-------- Supplied data --------

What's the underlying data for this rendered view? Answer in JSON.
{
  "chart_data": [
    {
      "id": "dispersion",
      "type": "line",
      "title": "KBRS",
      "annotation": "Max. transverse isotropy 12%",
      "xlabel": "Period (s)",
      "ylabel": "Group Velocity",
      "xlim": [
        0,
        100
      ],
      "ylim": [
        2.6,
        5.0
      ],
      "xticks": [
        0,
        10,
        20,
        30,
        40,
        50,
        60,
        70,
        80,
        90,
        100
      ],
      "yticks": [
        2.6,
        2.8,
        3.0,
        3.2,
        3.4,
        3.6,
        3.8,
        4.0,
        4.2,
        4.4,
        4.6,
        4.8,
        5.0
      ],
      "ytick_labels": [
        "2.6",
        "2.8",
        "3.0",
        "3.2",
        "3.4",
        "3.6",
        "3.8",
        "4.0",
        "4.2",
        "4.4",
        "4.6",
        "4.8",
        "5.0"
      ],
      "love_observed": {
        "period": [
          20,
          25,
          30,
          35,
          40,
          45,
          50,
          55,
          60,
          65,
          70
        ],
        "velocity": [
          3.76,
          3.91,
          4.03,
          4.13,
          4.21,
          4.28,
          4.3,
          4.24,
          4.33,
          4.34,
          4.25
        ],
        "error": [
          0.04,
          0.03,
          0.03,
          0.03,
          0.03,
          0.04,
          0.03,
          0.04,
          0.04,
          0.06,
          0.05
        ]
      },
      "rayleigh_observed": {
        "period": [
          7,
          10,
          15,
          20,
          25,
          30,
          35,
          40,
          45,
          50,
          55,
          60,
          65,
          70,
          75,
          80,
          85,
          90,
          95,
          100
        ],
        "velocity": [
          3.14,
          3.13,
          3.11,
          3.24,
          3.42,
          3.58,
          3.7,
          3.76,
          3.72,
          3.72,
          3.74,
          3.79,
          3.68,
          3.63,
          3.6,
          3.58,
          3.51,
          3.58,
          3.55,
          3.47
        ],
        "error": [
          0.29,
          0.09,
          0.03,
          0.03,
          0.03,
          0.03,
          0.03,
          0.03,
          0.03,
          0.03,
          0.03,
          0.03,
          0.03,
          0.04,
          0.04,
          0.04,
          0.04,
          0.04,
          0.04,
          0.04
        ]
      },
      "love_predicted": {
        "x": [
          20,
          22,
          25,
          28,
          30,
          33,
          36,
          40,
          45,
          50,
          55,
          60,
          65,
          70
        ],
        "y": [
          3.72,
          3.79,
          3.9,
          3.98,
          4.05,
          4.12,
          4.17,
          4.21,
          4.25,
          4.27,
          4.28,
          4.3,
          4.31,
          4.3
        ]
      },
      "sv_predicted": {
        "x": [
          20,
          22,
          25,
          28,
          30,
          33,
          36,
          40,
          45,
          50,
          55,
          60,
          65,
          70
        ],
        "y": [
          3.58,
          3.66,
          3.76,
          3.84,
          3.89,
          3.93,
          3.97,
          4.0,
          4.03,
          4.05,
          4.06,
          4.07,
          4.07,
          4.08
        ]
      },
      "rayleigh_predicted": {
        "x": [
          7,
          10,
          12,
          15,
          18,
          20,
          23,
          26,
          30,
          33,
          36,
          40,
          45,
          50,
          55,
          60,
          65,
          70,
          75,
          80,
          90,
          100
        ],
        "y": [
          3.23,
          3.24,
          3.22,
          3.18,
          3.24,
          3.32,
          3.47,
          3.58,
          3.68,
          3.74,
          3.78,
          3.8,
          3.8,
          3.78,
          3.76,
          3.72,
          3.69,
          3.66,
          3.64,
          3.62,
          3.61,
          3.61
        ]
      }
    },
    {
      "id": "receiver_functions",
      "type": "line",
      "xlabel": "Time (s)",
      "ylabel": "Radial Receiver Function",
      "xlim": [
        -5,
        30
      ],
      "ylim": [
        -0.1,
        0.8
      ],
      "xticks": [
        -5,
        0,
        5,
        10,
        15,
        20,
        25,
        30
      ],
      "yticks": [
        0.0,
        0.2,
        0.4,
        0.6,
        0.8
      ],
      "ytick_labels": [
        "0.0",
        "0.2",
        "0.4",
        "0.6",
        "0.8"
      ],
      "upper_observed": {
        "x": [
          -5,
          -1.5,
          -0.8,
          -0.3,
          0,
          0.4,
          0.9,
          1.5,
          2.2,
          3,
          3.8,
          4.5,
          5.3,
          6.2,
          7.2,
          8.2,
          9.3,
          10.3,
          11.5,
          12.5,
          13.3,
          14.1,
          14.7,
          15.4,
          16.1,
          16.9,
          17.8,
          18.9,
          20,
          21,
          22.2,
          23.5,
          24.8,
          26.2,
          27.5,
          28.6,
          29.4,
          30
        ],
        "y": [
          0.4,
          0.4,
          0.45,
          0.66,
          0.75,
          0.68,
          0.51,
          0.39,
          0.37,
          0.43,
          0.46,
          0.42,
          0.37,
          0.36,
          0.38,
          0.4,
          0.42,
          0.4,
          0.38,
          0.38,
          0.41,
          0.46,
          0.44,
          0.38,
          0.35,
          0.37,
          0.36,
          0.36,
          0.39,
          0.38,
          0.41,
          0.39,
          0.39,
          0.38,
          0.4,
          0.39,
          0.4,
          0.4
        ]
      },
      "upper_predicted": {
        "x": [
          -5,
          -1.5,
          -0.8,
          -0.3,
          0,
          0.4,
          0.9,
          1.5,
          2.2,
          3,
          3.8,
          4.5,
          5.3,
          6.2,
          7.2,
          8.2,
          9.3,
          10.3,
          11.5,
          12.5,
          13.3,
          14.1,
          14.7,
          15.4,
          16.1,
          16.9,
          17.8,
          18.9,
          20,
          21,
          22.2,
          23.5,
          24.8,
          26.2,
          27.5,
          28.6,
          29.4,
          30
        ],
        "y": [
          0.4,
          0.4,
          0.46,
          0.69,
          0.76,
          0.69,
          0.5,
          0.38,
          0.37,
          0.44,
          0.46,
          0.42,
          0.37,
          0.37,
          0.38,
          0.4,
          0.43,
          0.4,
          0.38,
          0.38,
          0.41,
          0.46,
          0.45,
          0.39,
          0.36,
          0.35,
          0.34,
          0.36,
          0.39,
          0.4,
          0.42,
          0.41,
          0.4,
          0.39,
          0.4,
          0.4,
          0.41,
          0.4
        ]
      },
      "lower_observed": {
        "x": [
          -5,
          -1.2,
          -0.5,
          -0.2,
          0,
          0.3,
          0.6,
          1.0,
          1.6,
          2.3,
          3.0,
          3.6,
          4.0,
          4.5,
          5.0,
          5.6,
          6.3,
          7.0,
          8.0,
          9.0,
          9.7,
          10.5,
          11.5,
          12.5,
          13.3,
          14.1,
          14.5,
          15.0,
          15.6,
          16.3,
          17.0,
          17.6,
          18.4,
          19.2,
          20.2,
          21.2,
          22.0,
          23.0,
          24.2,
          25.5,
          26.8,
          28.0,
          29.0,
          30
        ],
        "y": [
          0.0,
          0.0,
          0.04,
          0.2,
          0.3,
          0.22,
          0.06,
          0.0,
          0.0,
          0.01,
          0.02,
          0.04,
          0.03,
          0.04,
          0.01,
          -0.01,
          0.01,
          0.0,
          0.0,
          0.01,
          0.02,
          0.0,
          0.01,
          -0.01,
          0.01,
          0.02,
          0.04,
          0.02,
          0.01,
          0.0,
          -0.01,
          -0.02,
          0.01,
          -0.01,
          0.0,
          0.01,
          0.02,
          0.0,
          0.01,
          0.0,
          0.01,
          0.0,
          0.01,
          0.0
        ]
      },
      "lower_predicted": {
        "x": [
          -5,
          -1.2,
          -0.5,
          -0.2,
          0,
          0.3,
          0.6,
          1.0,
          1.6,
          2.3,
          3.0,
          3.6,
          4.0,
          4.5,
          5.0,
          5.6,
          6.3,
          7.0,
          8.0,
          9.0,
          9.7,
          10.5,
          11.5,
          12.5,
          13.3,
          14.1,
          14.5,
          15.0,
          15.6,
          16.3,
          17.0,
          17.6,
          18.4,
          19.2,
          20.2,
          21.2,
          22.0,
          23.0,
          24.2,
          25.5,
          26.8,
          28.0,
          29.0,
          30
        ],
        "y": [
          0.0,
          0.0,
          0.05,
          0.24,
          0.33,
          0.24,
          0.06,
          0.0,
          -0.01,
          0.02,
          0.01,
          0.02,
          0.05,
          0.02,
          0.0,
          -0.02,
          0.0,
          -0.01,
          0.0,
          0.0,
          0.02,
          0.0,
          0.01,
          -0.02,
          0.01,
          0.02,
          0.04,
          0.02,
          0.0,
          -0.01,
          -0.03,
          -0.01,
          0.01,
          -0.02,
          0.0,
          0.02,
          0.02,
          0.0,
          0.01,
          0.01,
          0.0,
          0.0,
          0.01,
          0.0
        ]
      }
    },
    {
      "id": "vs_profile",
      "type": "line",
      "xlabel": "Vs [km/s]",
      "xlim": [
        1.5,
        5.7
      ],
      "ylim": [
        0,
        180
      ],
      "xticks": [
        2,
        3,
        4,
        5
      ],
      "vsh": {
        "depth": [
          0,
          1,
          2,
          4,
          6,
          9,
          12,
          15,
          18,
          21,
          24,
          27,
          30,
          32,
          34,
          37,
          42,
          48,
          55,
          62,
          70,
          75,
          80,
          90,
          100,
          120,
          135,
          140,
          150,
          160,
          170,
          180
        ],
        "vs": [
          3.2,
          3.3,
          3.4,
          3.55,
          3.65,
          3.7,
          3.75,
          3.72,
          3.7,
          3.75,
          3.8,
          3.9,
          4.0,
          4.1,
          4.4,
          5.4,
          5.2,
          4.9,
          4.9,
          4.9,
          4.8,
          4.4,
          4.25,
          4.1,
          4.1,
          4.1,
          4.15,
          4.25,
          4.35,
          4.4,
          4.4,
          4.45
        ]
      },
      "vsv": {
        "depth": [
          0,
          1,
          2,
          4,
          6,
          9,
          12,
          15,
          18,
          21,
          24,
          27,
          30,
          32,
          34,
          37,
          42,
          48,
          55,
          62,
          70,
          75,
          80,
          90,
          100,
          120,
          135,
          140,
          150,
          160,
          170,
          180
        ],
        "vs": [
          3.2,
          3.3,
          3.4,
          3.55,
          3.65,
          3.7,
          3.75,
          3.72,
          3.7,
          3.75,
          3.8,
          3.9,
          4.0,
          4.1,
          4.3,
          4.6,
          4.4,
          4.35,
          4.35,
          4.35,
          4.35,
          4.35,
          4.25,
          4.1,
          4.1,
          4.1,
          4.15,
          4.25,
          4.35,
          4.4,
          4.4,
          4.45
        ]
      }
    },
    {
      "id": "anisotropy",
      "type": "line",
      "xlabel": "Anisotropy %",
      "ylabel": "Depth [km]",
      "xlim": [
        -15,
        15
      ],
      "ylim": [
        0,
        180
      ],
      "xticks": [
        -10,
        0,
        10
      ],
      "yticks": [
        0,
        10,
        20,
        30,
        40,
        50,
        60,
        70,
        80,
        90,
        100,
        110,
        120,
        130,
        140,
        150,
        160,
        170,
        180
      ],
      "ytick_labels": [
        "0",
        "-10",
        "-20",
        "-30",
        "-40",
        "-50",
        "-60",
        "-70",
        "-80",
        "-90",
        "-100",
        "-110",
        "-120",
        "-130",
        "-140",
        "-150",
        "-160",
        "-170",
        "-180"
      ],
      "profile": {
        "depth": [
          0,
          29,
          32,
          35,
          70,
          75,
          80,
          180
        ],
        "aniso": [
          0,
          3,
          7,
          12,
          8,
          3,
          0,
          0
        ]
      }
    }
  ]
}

--------

Scan the lines for the string "xlabel". Copy out each line that matches.

◆ **Result**
      "xlabel": "Period (s)",
      "xlabel": "Time (s)",
      "xlabel": "Vs [km/s]",
      "xlabel": "Anisotropy %",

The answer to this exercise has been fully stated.